> **Aim**:
Select and copy out every line in the records containing "flap".

> **Data entries**:
● ● ●
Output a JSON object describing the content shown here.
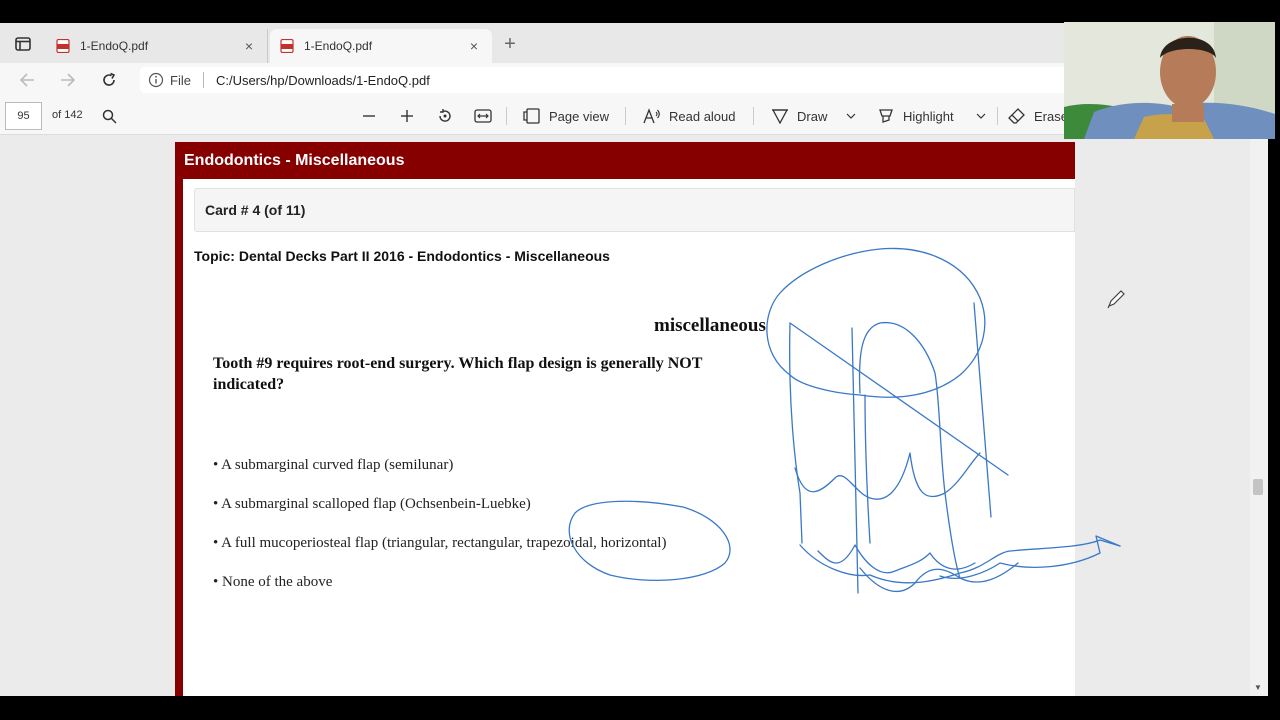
{
  "tabs": [
    {
      "title": "1-EndoQ.pdf",
      "close": "×"
    },
    {
      "title": "1-EndoQ.pdf",
      "close": "×"
    }
  ],
  "newtab": "+",
  "address": {
    "file_label": "File",
    "url": "C:/Users/hp/Downloads/1-EndoQ.pdf"
  },
  "pdf_toolbar": {
    "page_number": "95",
    "page_count": "of 142",
    "page_view": "Page view",
    "read_aloud": "Read aloud",
    "draw": "Draw",
    "highlight": "Highlight",
    "erase": "Erase"
  },
  "document": {
    "section_title": "Endodontics - Miscellaneous",
    "card_label": "Card # 4 (of 11)",
    "topic": "Topic: Dental Decks Part II 2016 - Endodontics - Miscellaneous",
    "heading": "miscellaneous",
    "question": "Tooth #9 requires root-end surgery. Which flap design is generally NOT indicated?",
    "options": [
      "• A submarginal curved flap (semilunar)",
      "• A submarginal scalloped flap (Ochsenbein-Luebke)",
      "• A full mucoperiosteal flap (triangular, rectangular, trapezoidal, horizontal)",
      "• None of  the above"
    ]
  },
  "colors": {
    "header_maroon": "#870000",
    "ink_blue": "#3a78c8"
  },
  "icons": [
    "tab-actions-icon",
    "pdf-icon",
    "back-icon",
    "forward-icon",
    "refresh-icon",
    "info-icon",
    "search-icon",
    "zoom-out-icon",
    "zoom-in-icon",
    "rotate-icon",
    "fit-width-icon",
    "page-view-icon",
    "read-aloud-icon",
    "draw-icon",
    "highlight-icon",
    "erase-icon",
    "pen-cursor-icon"
  ]
}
● ● ●
> **Solution for this task**:
    "question": "Tooth #9 requires root-end surgery. Which flap design is generally NOT indicated?",
      "• A submarginal curved flap (semilunar)",
      "• A submarginal scalloped flap (Ochsenbein-Luebke)",
      "• A full mucoperiosteal flap (triangular, rectangular, trapezoidal, horizontal)",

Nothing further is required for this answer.